Challenge - Reproduce verbatim the rows from the line containing "Decompose this screenshot" through the line containing "legend-item: Éducation de", with both of those lines included.

━━━━━━━━━━━━━━━━━━━━

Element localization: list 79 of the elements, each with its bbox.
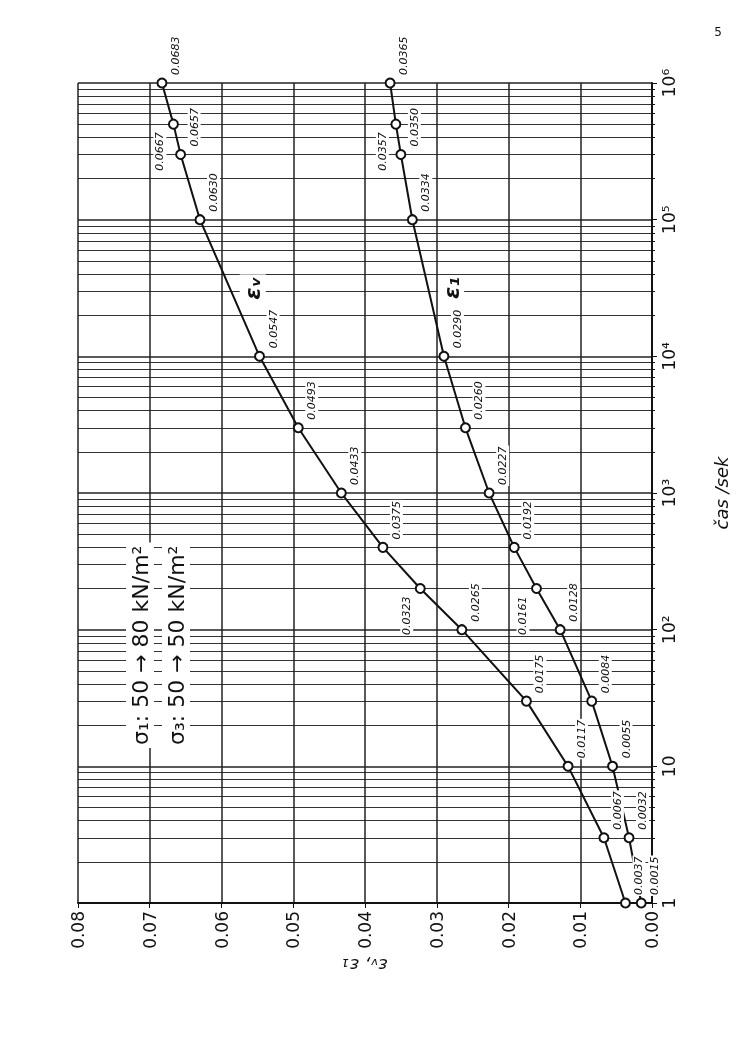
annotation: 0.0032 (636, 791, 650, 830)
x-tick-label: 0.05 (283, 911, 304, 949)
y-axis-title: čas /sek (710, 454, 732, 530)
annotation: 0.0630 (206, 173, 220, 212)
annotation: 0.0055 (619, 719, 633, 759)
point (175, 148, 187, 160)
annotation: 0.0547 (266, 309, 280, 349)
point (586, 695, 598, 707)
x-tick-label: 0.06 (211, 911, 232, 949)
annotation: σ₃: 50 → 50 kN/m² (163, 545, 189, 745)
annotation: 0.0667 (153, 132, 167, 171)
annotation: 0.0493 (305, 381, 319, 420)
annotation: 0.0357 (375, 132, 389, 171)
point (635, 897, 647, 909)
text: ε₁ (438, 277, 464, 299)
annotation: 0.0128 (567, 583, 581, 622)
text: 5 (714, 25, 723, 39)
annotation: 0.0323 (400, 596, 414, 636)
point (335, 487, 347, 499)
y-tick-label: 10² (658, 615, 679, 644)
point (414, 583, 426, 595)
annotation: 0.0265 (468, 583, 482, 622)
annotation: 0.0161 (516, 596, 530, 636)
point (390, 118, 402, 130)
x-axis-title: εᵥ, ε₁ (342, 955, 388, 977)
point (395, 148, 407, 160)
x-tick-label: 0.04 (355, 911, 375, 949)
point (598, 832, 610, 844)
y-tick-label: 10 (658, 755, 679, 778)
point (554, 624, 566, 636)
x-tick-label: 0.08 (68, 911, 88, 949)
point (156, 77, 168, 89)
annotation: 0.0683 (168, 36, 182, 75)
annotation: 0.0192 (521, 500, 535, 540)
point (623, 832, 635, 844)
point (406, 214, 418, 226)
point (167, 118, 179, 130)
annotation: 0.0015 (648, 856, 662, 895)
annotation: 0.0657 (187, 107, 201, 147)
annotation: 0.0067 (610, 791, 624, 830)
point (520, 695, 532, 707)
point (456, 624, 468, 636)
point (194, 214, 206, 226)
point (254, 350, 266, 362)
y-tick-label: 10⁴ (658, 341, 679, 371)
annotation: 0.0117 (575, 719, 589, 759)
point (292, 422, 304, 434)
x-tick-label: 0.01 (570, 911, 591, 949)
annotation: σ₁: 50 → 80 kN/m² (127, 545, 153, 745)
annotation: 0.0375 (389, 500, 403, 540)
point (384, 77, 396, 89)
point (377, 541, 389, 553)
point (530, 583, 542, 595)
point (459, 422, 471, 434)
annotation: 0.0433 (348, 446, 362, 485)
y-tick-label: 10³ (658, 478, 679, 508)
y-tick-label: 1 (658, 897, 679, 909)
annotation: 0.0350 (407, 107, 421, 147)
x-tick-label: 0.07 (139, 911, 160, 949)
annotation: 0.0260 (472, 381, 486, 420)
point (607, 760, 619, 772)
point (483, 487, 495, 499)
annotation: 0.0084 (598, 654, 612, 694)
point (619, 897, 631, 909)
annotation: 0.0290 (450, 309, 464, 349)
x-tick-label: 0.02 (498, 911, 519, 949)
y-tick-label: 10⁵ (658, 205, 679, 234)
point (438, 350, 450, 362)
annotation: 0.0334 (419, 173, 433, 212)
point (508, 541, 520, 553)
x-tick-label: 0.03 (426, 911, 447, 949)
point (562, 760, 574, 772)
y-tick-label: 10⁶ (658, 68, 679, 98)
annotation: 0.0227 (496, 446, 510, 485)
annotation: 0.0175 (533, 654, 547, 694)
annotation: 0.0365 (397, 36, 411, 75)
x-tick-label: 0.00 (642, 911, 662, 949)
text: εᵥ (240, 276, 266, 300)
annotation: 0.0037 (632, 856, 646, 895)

━━━━━━━━━━━━━━━━━━━━

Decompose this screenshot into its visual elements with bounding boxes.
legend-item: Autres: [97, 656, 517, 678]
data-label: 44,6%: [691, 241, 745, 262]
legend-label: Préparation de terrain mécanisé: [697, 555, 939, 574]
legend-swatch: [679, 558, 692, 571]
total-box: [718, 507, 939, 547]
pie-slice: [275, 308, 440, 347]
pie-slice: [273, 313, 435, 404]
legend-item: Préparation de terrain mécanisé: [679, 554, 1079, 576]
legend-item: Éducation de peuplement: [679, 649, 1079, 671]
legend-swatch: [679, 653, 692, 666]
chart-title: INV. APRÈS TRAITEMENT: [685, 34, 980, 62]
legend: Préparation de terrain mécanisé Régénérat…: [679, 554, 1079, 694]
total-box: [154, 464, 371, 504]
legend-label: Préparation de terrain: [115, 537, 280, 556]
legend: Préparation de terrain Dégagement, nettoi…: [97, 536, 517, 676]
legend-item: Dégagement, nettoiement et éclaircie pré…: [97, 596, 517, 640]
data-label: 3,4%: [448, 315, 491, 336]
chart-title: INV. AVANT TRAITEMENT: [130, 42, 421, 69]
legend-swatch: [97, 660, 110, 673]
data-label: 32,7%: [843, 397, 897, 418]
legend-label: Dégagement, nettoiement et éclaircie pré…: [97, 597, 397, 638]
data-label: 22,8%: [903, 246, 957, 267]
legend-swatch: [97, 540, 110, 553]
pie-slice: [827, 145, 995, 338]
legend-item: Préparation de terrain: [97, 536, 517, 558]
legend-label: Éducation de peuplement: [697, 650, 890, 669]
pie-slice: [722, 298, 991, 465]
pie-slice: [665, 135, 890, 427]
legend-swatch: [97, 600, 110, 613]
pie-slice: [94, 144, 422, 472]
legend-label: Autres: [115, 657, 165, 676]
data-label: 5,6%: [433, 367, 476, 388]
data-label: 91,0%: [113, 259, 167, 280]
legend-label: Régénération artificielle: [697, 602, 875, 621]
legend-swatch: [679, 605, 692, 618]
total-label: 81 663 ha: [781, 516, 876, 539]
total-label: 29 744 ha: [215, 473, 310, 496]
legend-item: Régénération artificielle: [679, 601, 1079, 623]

━━━━━━━━━━━━━━━━━━━━

Task result -
Decompose this screenshot into its visual elements with bounding boxes.
legend-item: Autres: [97, 656, 517, 678]
data-label: 44,6%: [691, 241, 745, 262]
legend-label: Préparation de terrain mécanisé: [697, 555, 939, 574]
legend-swatch: [679, 558, 692, 571]
total-box: [718, 507, 939, 547]
pie-slice: [275, 308, 440, 347]
pie-slice: [273, 313, 435, 404]
legend-item: Préparation de terrain mécanisé: [679, 554, 1079, 576]
legend-item: Éducation de peuplement: [679, 649, 1079, 671]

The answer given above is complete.